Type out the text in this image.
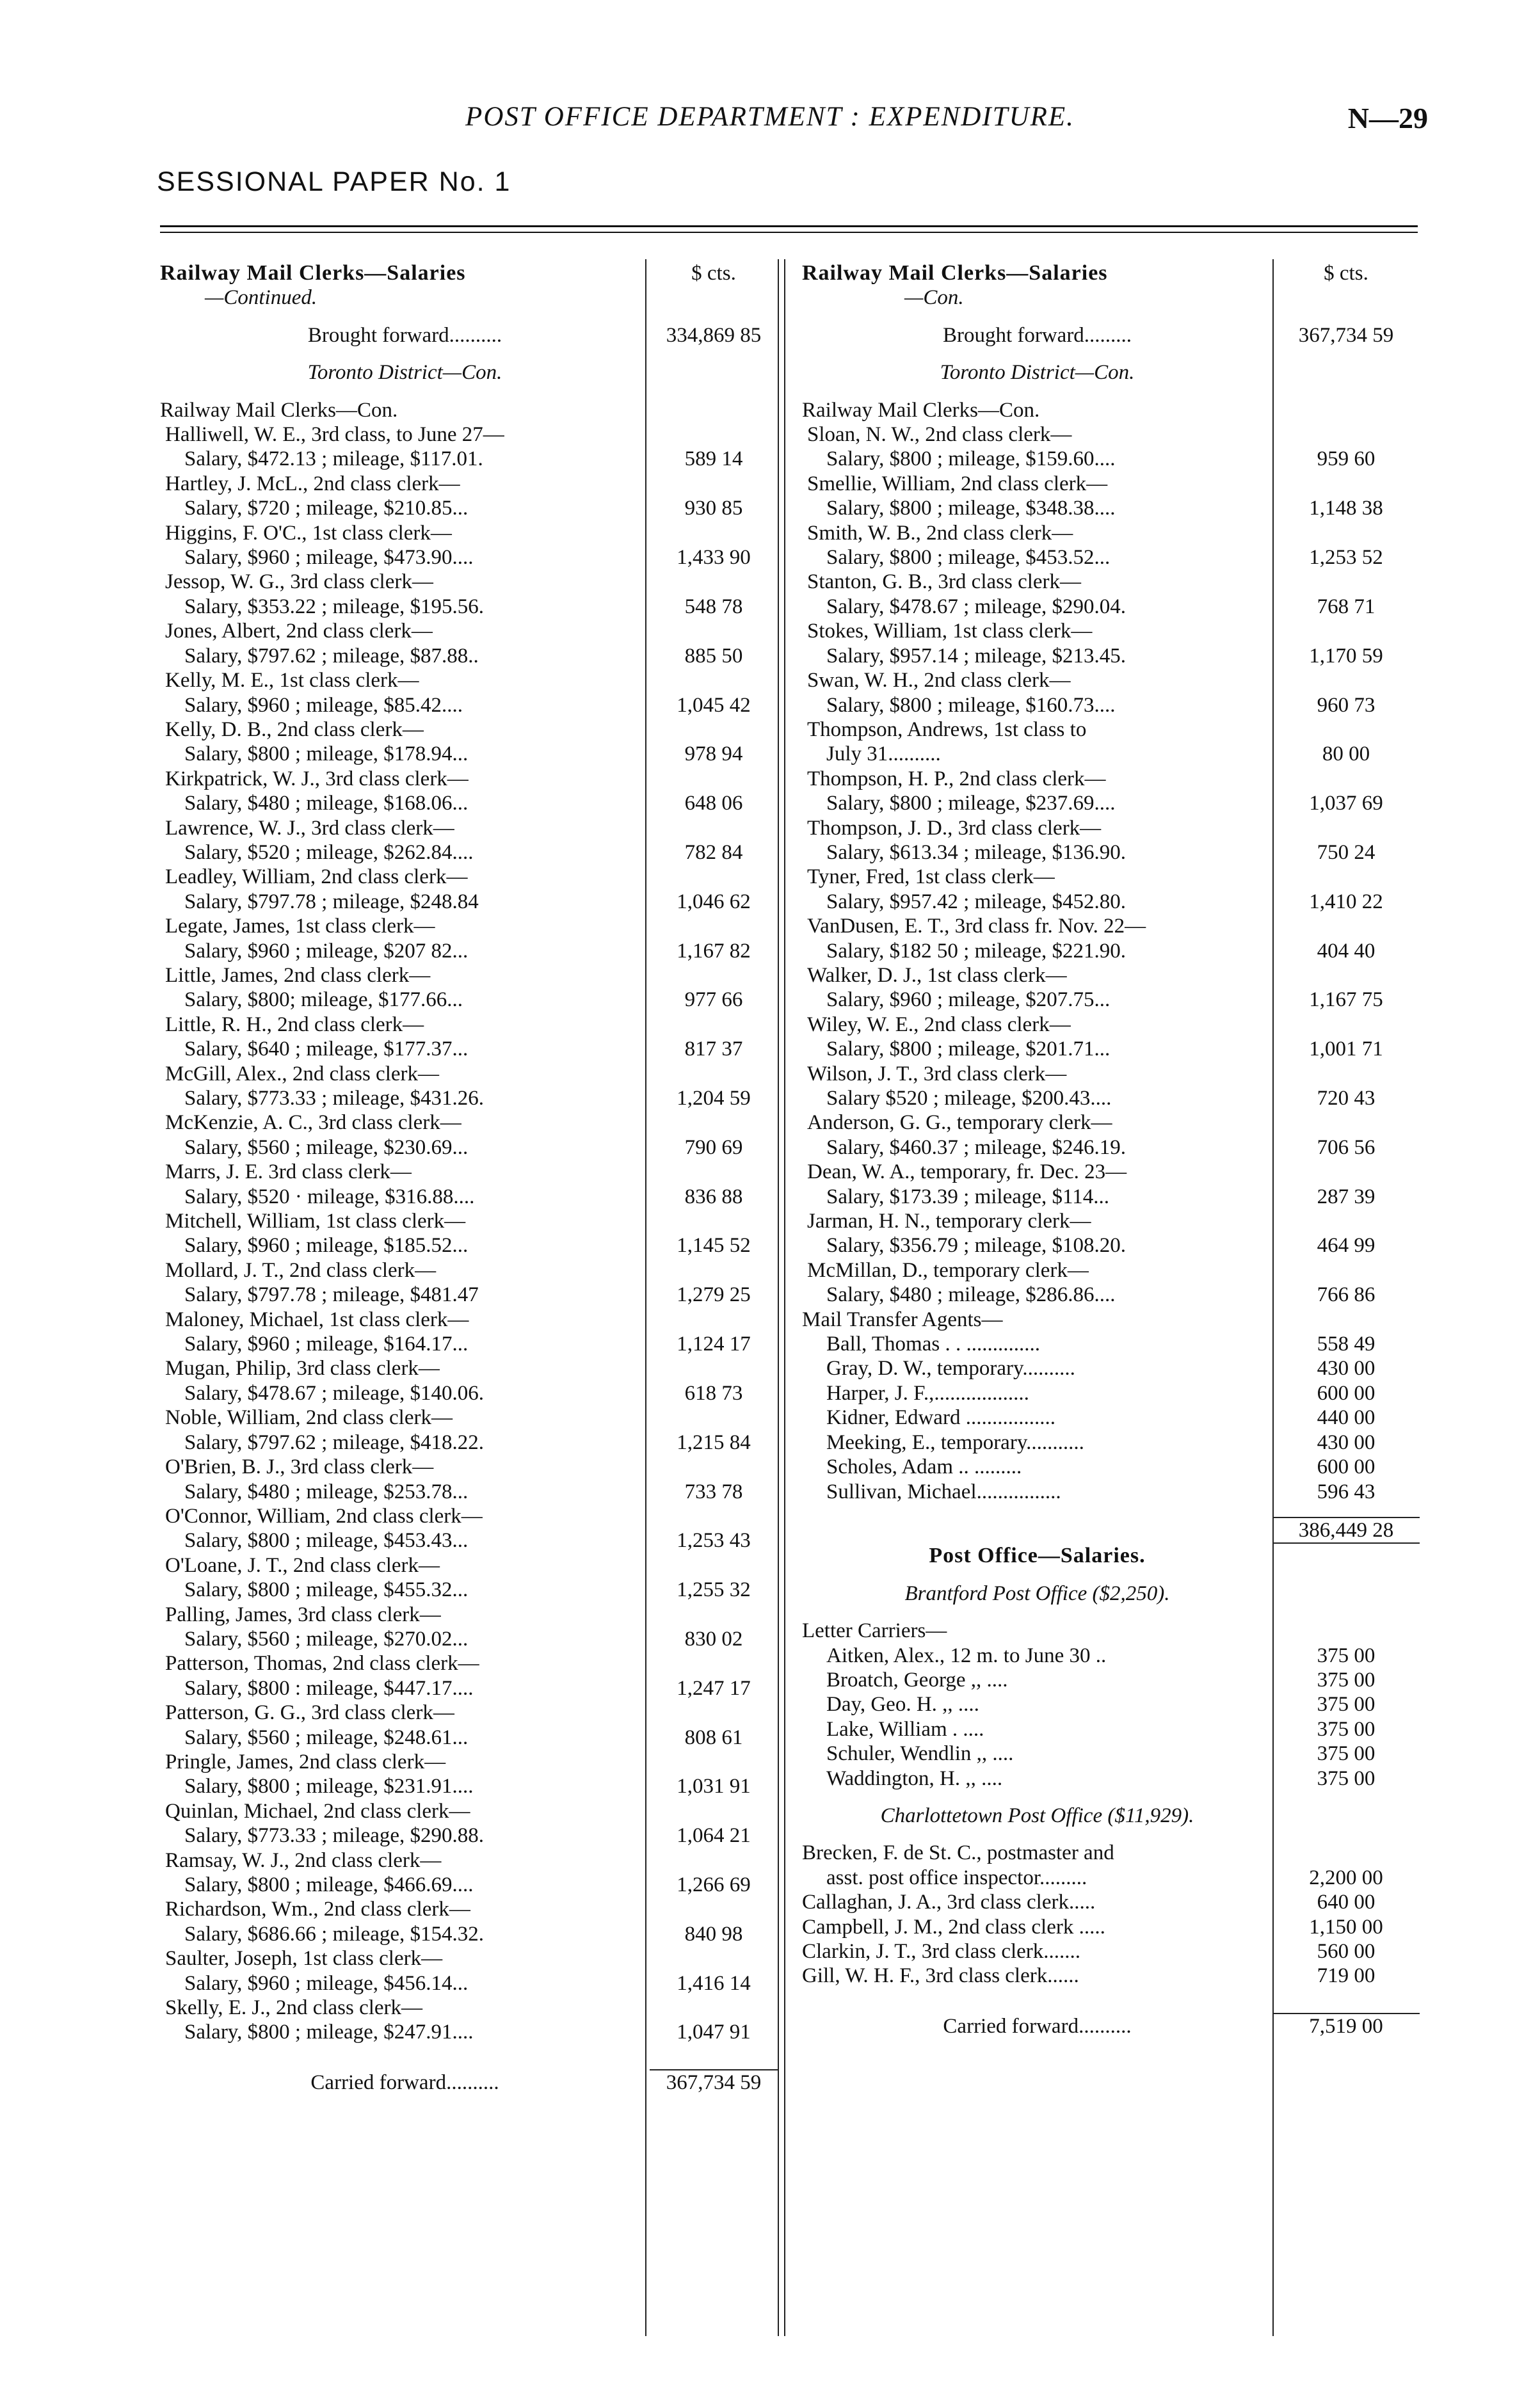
POST OFFICE DEPARTMENT : EXPENDITURE.	N—29
SESSIONAL PAPER No. 1
Railway Mail Clerks—Salaries	$ cts.
—Continued.
Brought forward..........	334,869 85
Toronto District—Con.
Railway Mail Clerks—Con.
Halliwell, W. E., 3rd class, to June 27—
Salary, $472.13 ; mileage, $117.01.	589 14
Hartley, J. McL., 2nd class clerk—
Salary, $720 ; mileage, $210.85...	930 85
Higgins, F. O'C., 1st class clerk—
Salary, $960 ; mileage, $473.90....	1,433 90
Jessop, W. G., 3rd class clerk—
Salary, $353.22 ; mileage, $195.56.	548 78
Jones, Albert, 2nd class clerk—
Salary, $797.62 ; mileage, $87.88..	885 50
Kelly, M. E., 1st class clerk—
Salary, $960 ; mileage, $85.42....	1,045 42
Kelly, D. B., 2nd class clerk—
Salary, $800 ; mileage, $178.94...	978 94
Kirkpatrick, W. J., 3rd class clerk—
Salary, $480 ; mileage, $168.06...	648 06
Lawrence, W. J., 3rd class clerk—
Salary, $520 ; mileage, $262.84....	782 84
Leadley, William, 2nd class clerk—
Salary, $797.78 ; mileage, $248.84	1,046 62
Legate, James, 1st class clerk—
Salary, $960 ; mileage, $207 82...	1,167 82
Little, James, 2nd class clerk—
Salary, $800; mileage, $177.66...	977 66
Little, R. H., 2nd class clerk—
Salary, $640 ; mileage, $177.37...	817 37
McGill, Alex., 2nd class clerk—
Salary, $773.33 ; mileage, $431.26.	1,204 59
McKenzie, A. C., 3rd class clerk—
Salary, $560 ; mileage, $230.69...	790 69
Marrs, J. E. 3rd class clerk—
Salary, $520 · mileage, $316.88....	836 88
Mitchell, William, 1st class clerk—
Salary, $960 ; mileage, $185.52...	1,145 52
Mollard, J. T., 2nd class clerk—
Salary, $797.78 ; mileage, $481.47	1,279 25
Maloney, Michael, 1st class clerk—
Salary, $960 ; mileage, $164.17...	1,124 17
Mugan, Philip, 3rd class clerk—
Salary, $478.67 ; mileage, $140.06.	618 73
Noble, William, 2nd class clerk—
Salary, $797.62 ; mileage, $418.22.	1,215 84
O'Brien, B. J., 3rd class clerk—
Salary, $480 ; mileage, $253.78...	733 78
O'Connor, William, 2nd class clerk—
Salary, $800 ; mileage, $453.43...	1,253 43
O'Loane, J. T., 2nd class clerk—
Salary, $800 ; mileage, $455.32...	1,255 32
Palling, James, 3rd class clerk—
Salary, $560 ; mileage, $270.02...	830 02
Patterson, Thomas, 2nd class clerk—
Salary, $800 : mileage, $447.17....	1,247 17
Patterson, G. G., 3rd class clerk—
Salary, $560 ; mileage, $248.61...	808 61
Pringle, James, 2nd class clerk—
Salary, $800 ; mileage, $231.91....	1,031 91
Quinlan, Michael, 2nd class clerk—
Salary, $773.33 ; mileage, $290.88.	1,064 21
Ramsay, W. J., 2nd class clerk—
Salary, $800 ; mileage, $466.69....	1,266 69
Richardson, Wm., 2nd class clerk—
Salary, $686.66 ; mileage, $154.32.	840 98
Saulter, Joseph, 1st class clerk—
Salary, $960 ; mileage, $456.14...	1,416 14
Skelly, E. J., 2nd class clerk—
Salary, $800 ; mileage, $247.91....	1,047 91
Carried forward..........	367,734 59
Railway Mail Clerks—Salaries	$ cts.
—Con.
Brought forward.........	367,734 59
Toronto District—Con.
Railway Mail Clerks—Con.
Sloan, N. W., 2nd class clerk—
Salary, $800 ; mileage, $159.60....	959 60
Smellie, William, 2nd class clerk—
Salary, $800 ; mileage, $348.38....	1,148 38
Smith, W. B., 2nd class clerk—
Salary, $800 ; mileage, $453.52...	1,253 52
Stanton, G. B., 3rd class clerk—
Salary, $478.67 ; mileage, $290.04.	768 71
Stokes, William, 1st class clerk—
Salary, $957.14 ; mileage, $213.45.	1,170 59
Swan, W. H., 2nd class clerk—
Salary, $800 ; mileage, $160.73....	960 73
Thompson, Andrews, 1st class to
July 31..........	80 00
Thompson, H. P., 2nd class clerk—
Salary, $800 ; mileage, $237.69....	1,037 69
Thompson, J. D., 3rd class clerk—
Salary, $613.34 ; mileage, $136.90.	750 24
Tyner, Fred, 1st class clerk—
Salary, $957.42 ; mileage, $452.80.	1,410 22
VanDusen, E. T., 3rd class fr. Nov. 22—
Salary, $182 50 ; mileage, $221.90.	404 40
Walker, D. J., 1st class clerk—
Salary, $960 ; mileage, $207.75...	1,167 75
Wiley, W. E., 2nd class clerk—
Salary, $800 ; mileage, $201.71...	1,001 71
Wilson, J. T., 3rd class clerk—
Salary $520 ; mileage, $200.43....	720 43
Anderson, G. G., temporary clerk—
Salary, $460.37 ; mileage, $246.19.	706 56
Dean, W. A., temporary, fr. Dec. 23—
Salary, $173.39 ; mileage, $114...	287 39
Jarman, H. N., temporary clerk—
Salary, $356.79 ; mileage, $108.20.	464 99
McMillan, D., temporary clerk—
Salary, $480 ; mileage, $286.86....	766 86
Mail Transfer Agents—
Ball, Thomas . . ..............	558 49
Gray, D. W., temporary..........	430 00
Harper, J. F.,..................	600 00
Kidner, Edward .................	440 00
Meeking, E., temporary...........	430 00
Scholes, Adam .. .........	600 00
Sullivan, Michael................	596 43
386,449 28
Post Office—Salaries.
Brantford Post Office ($2,250).
Letter Carriers—
Aitken, Alex., 12 m. to June 30 ..	375 00
Broatch, George ,, ....	375 00
Day, Geo. H. ,, ....	375 00
Lake, William . ....	375 00
Schuler, Wendlin ,, ....	375 00
Waddington, H. ,, ....	375 00
Charlottetown Post Office ($11,929).
Brecken, F. de St. C., postmaster and
asst. post office inspector.........	2,200 00
Callaghan, J. A., 3rd class clerk.....	640 00
Campbell, J. M., 2nd class clerk .....	1,150 00
Clarkin, J. T., 3rd class clerk.......	560 00
Gill, W. H. F., 3rd class clerk......	719 00
Carried forward..........	7,519 00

EXERCISE REQUIREMENTS ::
Write out the material above once more, exactly as it reads, with no pictures.

ANSWER TO THE TASK ::
Type out the text in this image.
POST OFFICE DEPARTMENT : EXPENDITURE.	N—29
SESSIONAL PAPER No. 1
Railway Mail Clerks—Salaries	$ cts.
—Continued.
Brought forward..........	334,869 85
Toronto District—Con.
Railway Mail Clerks—Con.
Halliwell, W. E., 3rd class, to June 27—
Salary, $472.13 ; mileage, $117.01.	589 14
Hartley, J. McL., 2nd class clerk—
Salary, $720 ; mileage, $210.85...	930 85
Higgins, F. O'C., 1st class clerk—
Salary, $960 ; mileage, $473.90....	1,433 90
Jessop, W. G., 3rd class clerk—
Salary, $353.22 ; mileage, $195.56.	548 78
Jones, Albert, 2nd class clerk—
Salary, $797.62 ; mileage, $87.88..	885 50
Kelly, M. E., 1st class clerk—
Salary, $960 ; mileage, $85.42....	1,045 42
Kelly, D. B., 2nd class clerk—
Salary, $800 ; mileage, $178.94...	978 94
Kirkpatrick, W. J., 3rd class clerk—
Salary, $480 ; mileage, $168.06...	648 06
Lawrence, W. J., 3rd class clerk—
Salary, $520 ; mileage, $262.84....	782 84
Leadley, William, 2nd class clerk—
Salary, $797.78 ; mileage, $248.84	1,046 62
Legate, James, 1st class clerk—
Salary, $960 ; mileage, $207 82...	1,167 82
Little, James, 2nd class clerk—
Salary, $800; mileage, $177.66...	977 66
Little, R. H., 2nd class clerk—
Salary, $640 ; mileage, $177.37...	817 37
McGill, Alex., 2nd class clerk—
Salary, $773.33 ; mileage, $431.26.	1,204 59
McKenzie, A. C., 3rd class clerk—
Salary, $560 ; mileage, $230.69...	790 69
Marrs, J. E. 3rd class clerk—
Salary, $520 · mileage, $316.88....	836 88
Mitchell, William, 1st class clerk—
Salary, $960 ; mileage, $185.52...	1,145 52
Mollard, J. T., 2nd class clerk—
Salary, $797.78 ; mileage, $481.47	1,279 25
Maloney, Michael, 1st class clerk—
Salary, $960 ; mileage, $164.17...	1,124 17
Mugan, Philip, 3rd class clerk—
Salary, $478.67 ; mileage, $140.06.	618 73
Noble, William, 2nd class clerk—
Salary, $797.62 ; mileage, $418.22.	1,215 84
O'Brien, B. J., 3rd class clerk—
Salary, $480 ; mileage, $253.78...	733 78
O'Connor, William, 2nd class clerk—
Salary, $800 ; mileage, $453.43...	1,253 43
O'Loane, J. T., 2nd class clerk—
Salary, $800 ; mileage, $455.32...	1,255 32
Palling, James, 3rd class clerk—
Salary, $560 ; mileage, $270.02...	830 02
Patterson, Thomas, 2nd class clerk—
Salary, $800 : mileage, $447.17....	1,247 17
Patterson, G. G., 3rd class clerk—
Salary, $560 ; mileage, $248.61...	808 61
Pringle, James, 2nd class clerk—
Salary, $800 ; mileage, $231.91....	1,031 91
Quinlan, Michael, 2nd class clerk—
Salary, $773.33 ; mileage, $290.88.	1,064 21
Ramsay, W. J., 2nd class clerk—
Salary, $800 ; mileage, $466.69....	1,266 69
Richardson, Wm., 2nd class clerk—
Salary, $686.66 ; mileage, $154.32.	840 98
Saulter, Joseph, 1st class clerk—
Salary, $960 ; mileage, $456.14...	1,416 14
Skelly, E. J., 2nd class clerk—
Salary, $800 ; mileage, $247.91....	1,047 91
Carried forward..........	367,734 59
Railway Mail Clerks—Salaries	$ cts.
—Con.
Brought forward.........	367,734 59
Toronto District—Con.
Railway Mail Clerks—Con.
Sloan, N. W., 2nd class clerk—
Salary, $800 ; mileage, $159.60....	959 60
Smellie, William, 2nd class clerk—
Salary, $800 ; mileage, $348.38....	1,148 38
Smith, W. B., 2nd class clerk—
Salary, $800 ; mileage, $453.52...	1,253 52
Stanton, G. B., 3rd class clerk—
Salary, $478.67 ; mileage, $290.04.	768 71
Stokes, William, 1st class clerk—
Salary, $957.14 ; mileage, $213.45.	1,170 59
Swan, W. H., 2nd class clerk—
Salary, $800 ; mileage, $160.73....	960 73
Thompson, Andrews, 1st class to
July 31..........	80 00
Thompson, H. P., 2nd class clerk—
Salary, $800 ; mileage, $237.69....	1,037 69
Thompson, J. D., 3rd class clerk—
Salary, $613.34 ; mileage, $136.90.	750 24
Tyner, Fred, 1st class clerk—
Salary, $957.42 ; mileage, $452.80.	1,410 22
VanDusen, E. T., 3rd class fr. Nov. 22—
Salary, $182 50 ; mileage, $221.90.	404 40
Walker, D. J., 1st class clerk—
Salary, $960 ; mileage, $207.75...	1,167 75
Wiley, W. E., 2nd class clerk—
Salary, $800 ; mileage, $201.71...	1,001 71
Wilson, J. T., 3rd class clerk—
Salary $520 ; mileage, $200.43....	720 43
Anderson, G. G., temporary clerk—
Salary, $460.37 ; mileage, $246.19.	706 56
Dean, W. A., temporary, fr. Dec. 23—
Salary, $173.39 ; mileage, $114...	287 39
Jarman, H. N., temporary clerk—
Salary, $356.79 ; mileage, $108.20.	464 99
McMillan, D., temporary clerk—
Salary, $480 ; mileage, $286.86....	766 86
Mail Transfer Agents—
Ball, Thomas . . ..............	558 49
Gray, D. W., temporary..........	430 00
Harper, J. F.,..................	600 00
Kidner, Edward .................	440 00
Meeking, E., temporary...........	430 00
Scholes, Adam .. .........	600 00
Sullivan, Michael................	596 43
386,449 28
Post Office—Salaries.
Brantford Post Office ($2,250).
Letter Carriers—
Aitken, Alex., 12 m. to June 30 ..	375 00
Broatch, George ,, ....	375 00
Day, Geo. H. ,, ....	375 00
Lake, William . ....	375 00
Schuler, Wendlin ,, ....	375 00
Waddington, H. ,, ....	375 00
Charlottetown Post Office ($11,929).
Brecken, F. de St. C., postmaster and
asst. post office inspector.........	2,200 00
Callaghan, J. A., 3rd class clerk.....	640 00
Campbell, J. M., 2nd class clerk .....	1,150 00
Clarkin, J. T., 3rd class clerk.......	560 00
Gill, W. H. F., 3rd class clerk......	719 00
Carried forward..........	7,519 00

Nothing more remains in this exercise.